▸ **EXERCISE**
Pictures do not belong in your copy. Repeat all the other data exactly.

-- Begin RECORD SET --

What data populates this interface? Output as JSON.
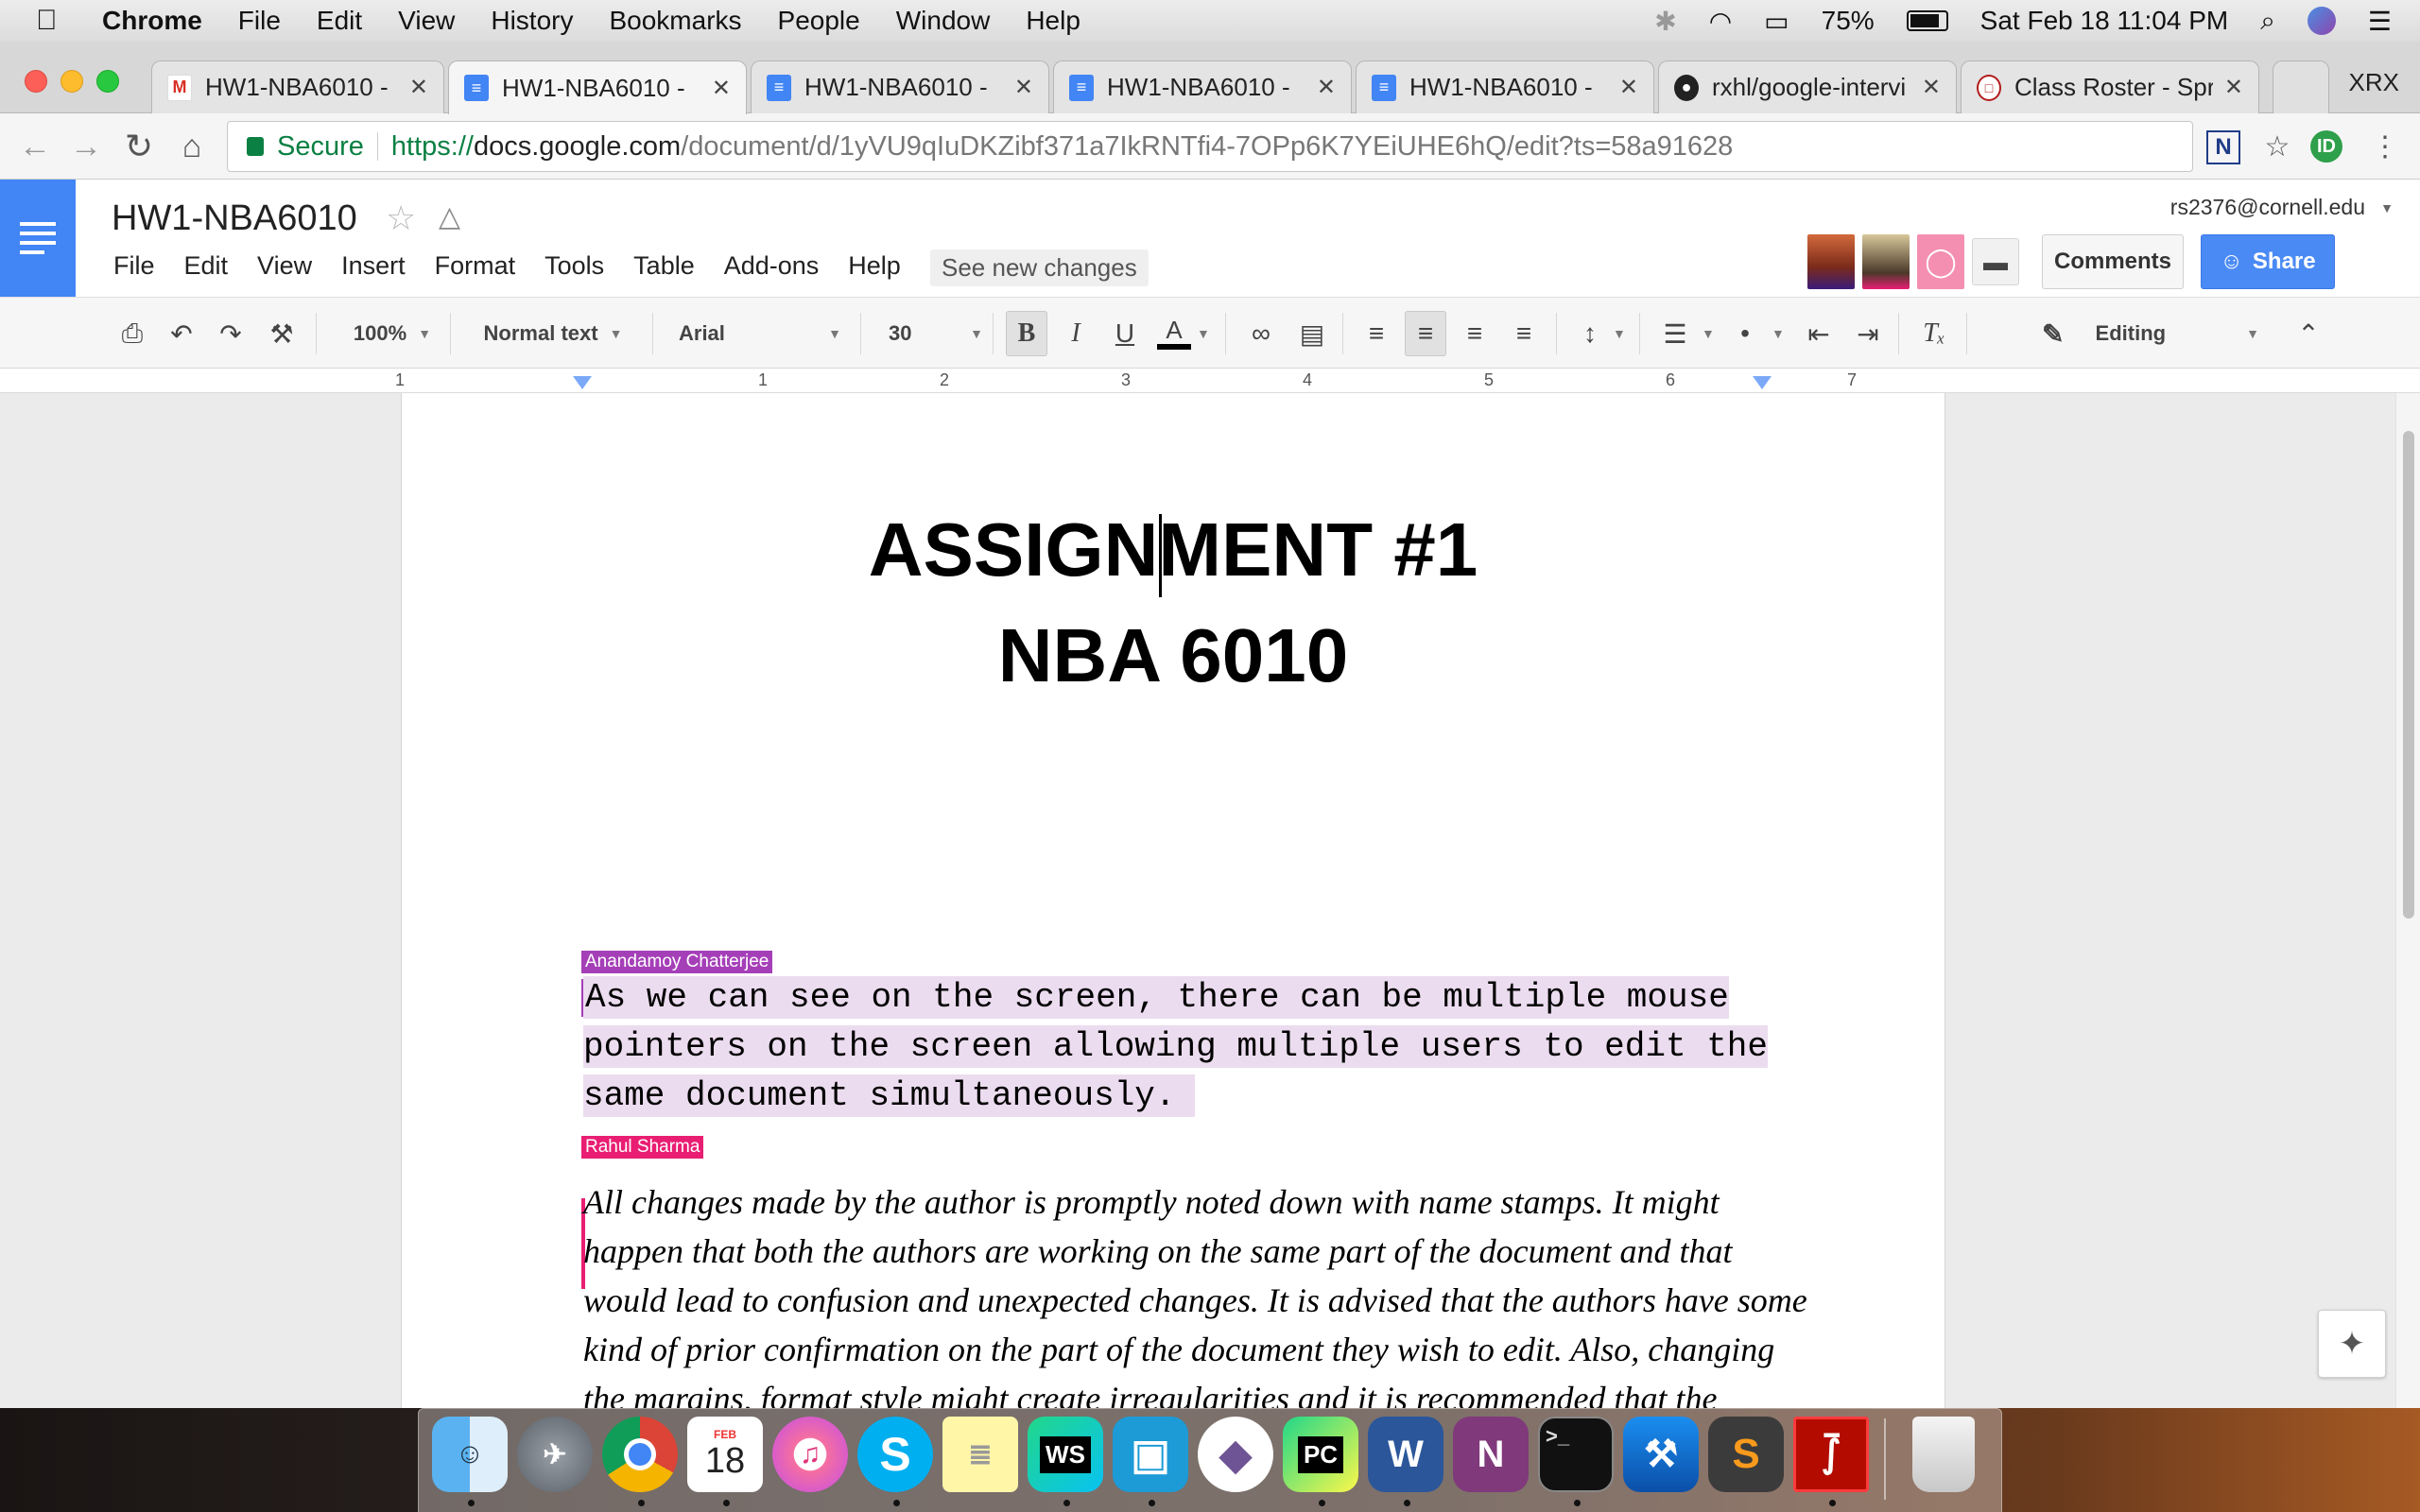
{
  "menubar": {
    "app": "Chrome",
    "items": [
      "File",
      "Edit",
      "View",
      "History",
      "Bookmarks",
      "People",
      "Window",
      "Help"
    ],
    "battery": "75%",
    "clock": "Sat Feb 18  11:04 PM"
  },
  "tabs": [
    {
      "title": "HW1-NBA6010 - ",
      "icon": "gmail-icon"
    },
    {
      "title": "HW1-NBA6010 - ",
      "icon": "docs-icon"
    },
    {
      "title": "HW1-NBA6010 - ",
      "icon": "docs-icon"
    },
    {
      "title": "HW1-NBA6010 - ",
      "icon": "docs-icon"
    },
    {
      "title": "HW1-NBA6010 - ",
      "icon": "docs-icon"
    },
    {
      "title": "rxhl/google-intervi",
      "icon": "github-icon"
    },
    {
      "title": "Class Roster - Spri",
      "icon": "cornell-icon"
    }
  ],
  "profile_label": "XRX",
  "omnibox": {
    "secure_label": "Secure",
    "scheme": "https://",
    "host": "docs.google.com",
    "path": "/document/d/1yVU9qIuDKZibf371a7IkRNTfi4-7OPp6K7YEiUHE6hQ/edit?ts=58a91628"
  },
  "docs": {
    "title": "HW1-NBA6010",
    "menu": [
      "File",
      "Edit",
      "View",
      "Insert",
      "Format",
      "Tools",
      "Table",
      "Add-ons",
      "Help"
    ],
    "see_new_changes": "See new changes",
    "user_email": "rs2376@cornell.edu",
    "comments_label": "Comments",
    "share_label": "Share",
    "toolbar": {
      "zoom": "100%",
      "style": "Normal text",
      "font": "Arial",
      "size": "30",
      "mode": "Editing"
    },
    "ruler_numbers": [
      "1",
      "1",
      "2",
      "3",
      "4",
      "5",
      "6",
      "7"
    ]
  },
  "document": {
    "title_line1": "ASSIGNMENT #1",
    "title_line2": "NBA 6010",
    "collaborator1": {
      "name": "Anandamoy Chatterjee",
      "color": "#a53fb8"
    },
    "para1": "As we can see on the screen, there can be multiple mouse pointers on the screen allowing multiple users to edit the same document simultaneously.",
    "collaborator2": {
      "name": "Rahul Sharma",
      "color": "#e91e73"
    },
    "para2": "All changes made by the author is promptly noted down with name stamps. It might happen that both the authors are working on the same part of the document and that would lead to confusion and unexpected changes. It is advised that the authors have some kind of prior confirmation on the part of the document they wish to edit. Also, changing the margins, format style might create irregularities and it is recommended that the authors agree to a specific style format font and margin layout."
  },
  "dock": {
    "calendar_month": "FEB",
    "calendar_day": "18",
    "apps": [
      "finder-icon",
      "launchpad-icon",
      "chrome-icon",
      "calendar-icon",
      "itunes-icon",
      "skype-icon",
      "notes-icon",
      "webstorm-icon",
      "app-icon",
      "github-desktop-icon",
      "pycharm-icon",
      "word-icon",
      "onenote-icon",
      "terminal-icon",
      "xcode-icon",
      "sublime-icon",
      "acrobat-icon",
      "trash-icon"
    ]
  }
}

-- End RECORD SET --

▸ **OUTPUT BELOW**
What data populates this interface? Output as JSON.
{
  "menubar": {
    "app": "Chrome",
    "items": [
      "File",
      "Edit",
      "View",
      "History",
      "Bookmarks",
      "People",
      "Window",
      "Help"
    ],
    "battery": "75%",
    "clock": "Sat Feb 18  11:04 PM"
  },
  "tabs": [
    {
      "title": "HW1-NBA6010 - ",
      "icon": "gmail-icon"
    },
    {
      "title": "HW1-NBA6010 - ",
      "icon": "docs-icon"
    },
    {
      "title": "HW1-NBA6010 - ",
      "icon": "docs-icon"
    },
    {
      "title": "HW1-NBA6010 - ",
      "icon": "docs-icon"
    },
    {
      "title": "HW1-NBA6010 - ",
      "icon": "docs-icon"
    },
    {
      "title": "rxhl/google-intervi",
      "icon": "github-icon"
    },
    {
      "title": "Class Roster - Spri",
      "icon": "cornell-icon"
    }
  ],
  "profile_label": "XRX",
  "omnibox": {
    "secure_label": "Secure",
    "scheme": "https://",
    "host": "docs.google.com",
    "path": "/document/d/1yVU9qIuDKZibf371a7IkRNTfi4-7OPp6K7YEiUHE6hQ/edit?ts=58a91628"
  },
  "docs": {
    "title": "HW1-NBA6010",
    "menu": [
      "File",
      "Edit",
      "View",
      "Insert",
      "Format",
      "Tools",
      "Table",
      "Add-ons",
      "Help"
    ],
    "see_new_changes": "See new changes",
    "user_email": "rs2376@cornell.edu",
    "comments_label": "Comments",
    "share_label": "Share",
    "toolbar": {
      "zoom": "100%",
      "style": "Normal text",
      "font": "Arial",
      "size": "30",
      "mode": "Editing"
    },
    "ruler_numbers": [
      "1",
      "1",
      "2",
      "3",
      "4",
      "5",
      "6",
      "7"
    ]
  },
  "document": {
    "title_line1": "ASSIGNMENT #1",
    "title_line2": "NBA 6010",
    "collaborator1": {
      "name": "Anandamoy Chatterjee",
      "color": "#a53fb8"
    },
    "para1": "As we can see on the screen, there can be multiple mouse pointers on the screen allowing multiple users to edit the same document simultaneously.",
    "collaborator2": {
      "name": "Rahul Sharma",
      "color": "#e91e73"
    },
    "para2": "All changes made by the author is promptly noted down with name stamps. It might happen that both the authors are working on the same part of the document and that would lead to confusion and unexpected changes. It is advised that the authors have some kind of prior confirmation on the part of the document they wish to edit. Also, changing the margins, format style might create irregularities and it is recommended that the authors agree to a specific style format font and margin layout."
  },
  "dock": {
    "calendar_month": "FEB",
    "calendar_day": "18",
    "apps": [
      "finder-icon",
      "launchpad-icon",
      "chrome-icon",
      "calendar-icon",
      "itunes-icon",
      "skype-icon",
      "notes-icon",
      "webstorm-icon",
      "app-icon",
      "github-desktop-icon",
      "pycharm-icon",
      "word-icon",
      "onenote-icon",
      "terminal-icon",
      "xcode-icon",
      "sublime-icon",
      "acrobat-icon",
      "trash-icon"
    ]
  }
}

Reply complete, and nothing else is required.